Written problem: Tally how many lines of these entries hold the string "name". Return the number alone.

== Provided material ==

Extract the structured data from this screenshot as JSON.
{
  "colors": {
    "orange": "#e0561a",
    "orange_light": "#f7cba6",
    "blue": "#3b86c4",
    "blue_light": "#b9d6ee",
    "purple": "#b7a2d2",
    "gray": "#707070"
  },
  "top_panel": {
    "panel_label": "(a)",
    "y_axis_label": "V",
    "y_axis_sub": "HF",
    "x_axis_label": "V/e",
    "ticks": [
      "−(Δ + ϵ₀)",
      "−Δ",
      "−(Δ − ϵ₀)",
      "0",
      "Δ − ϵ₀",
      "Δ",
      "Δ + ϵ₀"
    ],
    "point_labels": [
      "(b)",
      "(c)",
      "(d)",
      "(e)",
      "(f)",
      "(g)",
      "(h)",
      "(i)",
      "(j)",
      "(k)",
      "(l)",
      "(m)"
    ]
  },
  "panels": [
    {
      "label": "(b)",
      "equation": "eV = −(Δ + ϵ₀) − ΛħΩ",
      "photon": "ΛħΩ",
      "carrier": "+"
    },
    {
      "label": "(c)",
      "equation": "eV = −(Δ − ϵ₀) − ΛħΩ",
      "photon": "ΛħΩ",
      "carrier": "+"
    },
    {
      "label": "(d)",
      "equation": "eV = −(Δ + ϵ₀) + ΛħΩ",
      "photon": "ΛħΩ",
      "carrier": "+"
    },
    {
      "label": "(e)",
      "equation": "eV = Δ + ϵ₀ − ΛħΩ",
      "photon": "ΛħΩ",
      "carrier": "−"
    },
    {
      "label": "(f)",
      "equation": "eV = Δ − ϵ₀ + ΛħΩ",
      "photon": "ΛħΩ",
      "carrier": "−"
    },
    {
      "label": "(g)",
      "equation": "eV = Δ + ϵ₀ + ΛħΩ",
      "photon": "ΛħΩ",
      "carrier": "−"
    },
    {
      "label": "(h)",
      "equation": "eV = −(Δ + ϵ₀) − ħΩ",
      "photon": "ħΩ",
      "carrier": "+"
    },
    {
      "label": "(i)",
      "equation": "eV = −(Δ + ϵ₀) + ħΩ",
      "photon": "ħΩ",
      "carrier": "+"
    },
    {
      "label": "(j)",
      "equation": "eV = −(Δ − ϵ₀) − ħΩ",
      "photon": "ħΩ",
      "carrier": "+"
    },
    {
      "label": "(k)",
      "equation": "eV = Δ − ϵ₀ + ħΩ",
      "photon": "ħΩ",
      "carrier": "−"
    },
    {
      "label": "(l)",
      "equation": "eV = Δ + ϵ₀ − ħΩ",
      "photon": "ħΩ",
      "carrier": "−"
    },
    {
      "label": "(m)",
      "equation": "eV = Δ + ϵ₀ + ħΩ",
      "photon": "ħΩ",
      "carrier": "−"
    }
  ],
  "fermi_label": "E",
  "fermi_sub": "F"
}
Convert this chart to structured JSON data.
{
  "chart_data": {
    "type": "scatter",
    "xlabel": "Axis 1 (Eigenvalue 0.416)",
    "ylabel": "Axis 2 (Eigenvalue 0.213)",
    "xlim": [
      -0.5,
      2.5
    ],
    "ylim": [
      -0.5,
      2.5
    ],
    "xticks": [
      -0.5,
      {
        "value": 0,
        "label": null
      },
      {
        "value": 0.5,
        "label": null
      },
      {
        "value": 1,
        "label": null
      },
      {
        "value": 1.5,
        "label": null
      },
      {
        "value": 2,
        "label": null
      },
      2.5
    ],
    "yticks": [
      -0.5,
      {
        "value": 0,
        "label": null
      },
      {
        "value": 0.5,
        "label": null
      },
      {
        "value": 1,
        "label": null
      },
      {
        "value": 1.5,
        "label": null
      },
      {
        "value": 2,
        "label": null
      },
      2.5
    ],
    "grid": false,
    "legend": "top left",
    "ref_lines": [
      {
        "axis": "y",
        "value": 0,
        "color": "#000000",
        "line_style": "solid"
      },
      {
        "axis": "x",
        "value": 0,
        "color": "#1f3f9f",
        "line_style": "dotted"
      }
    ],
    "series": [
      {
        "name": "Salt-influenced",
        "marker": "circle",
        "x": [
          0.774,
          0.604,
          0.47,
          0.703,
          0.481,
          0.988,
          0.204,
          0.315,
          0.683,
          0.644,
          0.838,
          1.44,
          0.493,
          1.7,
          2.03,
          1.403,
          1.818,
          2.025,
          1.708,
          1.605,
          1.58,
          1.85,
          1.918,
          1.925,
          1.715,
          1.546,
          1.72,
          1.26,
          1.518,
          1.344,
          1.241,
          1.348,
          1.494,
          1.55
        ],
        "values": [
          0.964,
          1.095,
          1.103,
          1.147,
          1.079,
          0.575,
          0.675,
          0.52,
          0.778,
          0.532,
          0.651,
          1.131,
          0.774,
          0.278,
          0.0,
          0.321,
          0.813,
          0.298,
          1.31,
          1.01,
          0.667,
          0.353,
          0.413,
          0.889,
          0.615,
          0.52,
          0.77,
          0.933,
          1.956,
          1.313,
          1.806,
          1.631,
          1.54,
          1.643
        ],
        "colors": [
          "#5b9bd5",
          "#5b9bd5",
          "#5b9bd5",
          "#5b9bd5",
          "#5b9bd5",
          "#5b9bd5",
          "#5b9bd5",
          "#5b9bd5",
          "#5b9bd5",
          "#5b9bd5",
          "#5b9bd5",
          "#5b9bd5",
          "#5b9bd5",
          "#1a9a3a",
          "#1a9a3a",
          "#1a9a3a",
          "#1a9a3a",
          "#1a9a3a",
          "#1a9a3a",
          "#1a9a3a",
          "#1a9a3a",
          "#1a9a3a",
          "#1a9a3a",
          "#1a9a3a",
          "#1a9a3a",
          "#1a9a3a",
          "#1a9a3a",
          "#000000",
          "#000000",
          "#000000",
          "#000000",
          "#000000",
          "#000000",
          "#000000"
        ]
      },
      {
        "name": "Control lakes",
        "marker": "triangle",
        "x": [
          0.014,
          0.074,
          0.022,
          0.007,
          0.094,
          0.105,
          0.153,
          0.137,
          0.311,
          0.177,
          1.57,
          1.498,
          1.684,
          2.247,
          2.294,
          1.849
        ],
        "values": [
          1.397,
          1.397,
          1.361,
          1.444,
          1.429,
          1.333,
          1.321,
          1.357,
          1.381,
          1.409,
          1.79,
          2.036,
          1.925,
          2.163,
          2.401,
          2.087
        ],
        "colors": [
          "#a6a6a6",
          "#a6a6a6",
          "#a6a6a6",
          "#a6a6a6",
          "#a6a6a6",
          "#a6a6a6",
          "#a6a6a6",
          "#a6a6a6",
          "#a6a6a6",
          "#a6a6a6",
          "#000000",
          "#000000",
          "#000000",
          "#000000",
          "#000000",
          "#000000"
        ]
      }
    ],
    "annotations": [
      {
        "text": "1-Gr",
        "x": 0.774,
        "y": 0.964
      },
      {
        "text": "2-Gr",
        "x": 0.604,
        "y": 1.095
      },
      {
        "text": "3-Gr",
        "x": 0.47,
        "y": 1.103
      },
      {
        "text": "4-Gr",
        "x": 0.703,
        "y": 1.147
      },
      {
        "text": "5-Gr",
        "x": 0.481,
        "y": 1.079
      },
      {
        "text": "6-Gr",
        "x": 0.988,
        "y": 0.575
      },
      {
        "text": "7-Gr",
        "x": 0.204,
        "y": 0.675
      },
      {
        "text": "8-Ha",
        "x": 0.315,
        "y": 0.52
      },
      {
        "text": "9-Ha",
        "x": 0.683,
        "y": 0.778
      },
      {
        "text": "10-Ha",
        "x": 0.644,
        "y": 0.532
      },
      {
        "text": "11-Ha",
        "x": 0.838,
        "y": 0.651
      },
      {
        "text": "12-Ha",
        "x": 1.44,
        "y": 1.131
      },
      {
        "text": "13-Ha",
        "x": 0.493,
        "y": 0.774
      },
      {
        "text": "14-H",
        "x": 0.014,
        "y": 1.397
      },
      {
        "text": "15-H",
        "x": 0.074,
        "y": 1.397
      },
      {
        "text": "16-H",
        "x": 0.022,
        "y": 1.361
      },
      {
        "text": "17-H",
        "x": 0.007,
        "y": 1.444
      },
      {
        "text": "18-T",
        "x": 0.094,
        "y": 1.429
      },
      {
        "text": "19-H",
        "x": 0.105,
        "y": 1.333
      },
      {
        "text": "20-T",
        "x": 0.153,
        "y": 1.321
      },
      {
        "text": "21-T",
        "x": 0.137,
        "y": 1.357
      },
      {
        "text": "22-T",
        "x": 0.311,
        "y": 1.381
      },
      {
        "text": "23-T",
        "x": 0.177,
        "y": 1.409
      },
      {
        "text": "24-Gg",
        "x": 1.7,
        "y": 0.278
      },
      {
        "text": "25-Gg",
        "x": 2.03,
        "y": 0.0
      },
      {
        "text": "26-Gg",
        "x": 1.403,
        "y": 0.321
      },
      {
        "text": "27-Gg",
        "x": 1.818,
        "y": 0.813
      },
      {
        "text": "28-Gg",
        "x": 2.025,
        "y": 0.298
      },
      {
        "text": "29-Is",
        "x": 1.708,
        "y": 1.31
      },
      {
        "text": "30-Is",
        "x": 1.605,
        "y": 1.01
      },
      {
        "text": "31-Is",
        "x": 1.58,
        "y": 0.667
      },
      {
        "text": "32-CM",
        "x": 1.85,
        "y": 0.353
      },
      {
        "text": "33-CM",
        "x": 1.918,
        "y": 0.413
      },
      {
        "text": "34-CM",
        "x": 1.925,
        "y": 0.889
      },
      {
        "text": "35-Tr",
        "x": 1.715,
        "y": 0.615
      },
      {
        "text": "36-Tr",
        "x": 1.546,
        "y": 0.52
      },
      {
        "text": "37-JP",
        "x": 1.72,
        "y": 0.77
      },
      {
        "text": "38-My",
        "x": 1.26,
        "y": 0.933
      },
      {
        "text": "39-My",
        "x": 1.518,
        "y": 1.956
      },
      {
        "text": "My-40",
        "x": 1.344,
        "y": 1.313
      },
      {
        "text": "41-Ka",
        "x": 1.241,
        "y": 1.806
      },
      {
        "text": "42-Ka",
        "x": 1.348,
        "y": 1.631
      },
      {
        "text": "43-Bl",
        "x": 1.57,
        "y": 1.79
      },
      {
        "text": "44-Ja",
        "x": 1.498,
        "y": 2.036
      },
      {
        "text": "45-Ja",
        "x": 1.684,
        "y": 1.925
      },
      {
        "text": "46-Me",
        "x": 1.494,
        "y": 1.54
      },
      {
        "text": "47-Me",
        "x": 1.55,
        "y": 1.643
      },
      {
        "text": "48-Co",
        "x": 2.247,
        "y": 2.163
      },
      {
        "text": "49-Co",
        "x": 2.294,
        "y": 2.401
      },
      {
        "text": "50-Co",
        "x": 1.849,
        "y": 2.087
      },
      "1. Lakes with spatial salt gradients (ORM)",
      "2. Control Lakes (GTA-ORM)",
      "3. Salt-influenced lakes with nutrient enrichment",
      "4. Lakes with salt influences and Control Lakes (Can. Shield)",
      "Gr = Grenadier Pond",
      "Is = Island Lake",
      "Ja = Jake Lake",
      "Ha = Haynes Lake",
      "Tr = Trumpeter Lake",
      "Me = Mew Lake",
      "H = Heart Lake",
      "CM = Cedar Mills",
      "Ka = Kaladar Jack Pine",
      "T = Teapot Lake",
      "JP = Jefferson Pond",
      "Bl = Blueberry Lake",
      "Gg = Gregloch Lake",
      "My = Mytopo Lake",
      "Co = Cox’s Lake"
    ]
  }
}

===

The completed task: 2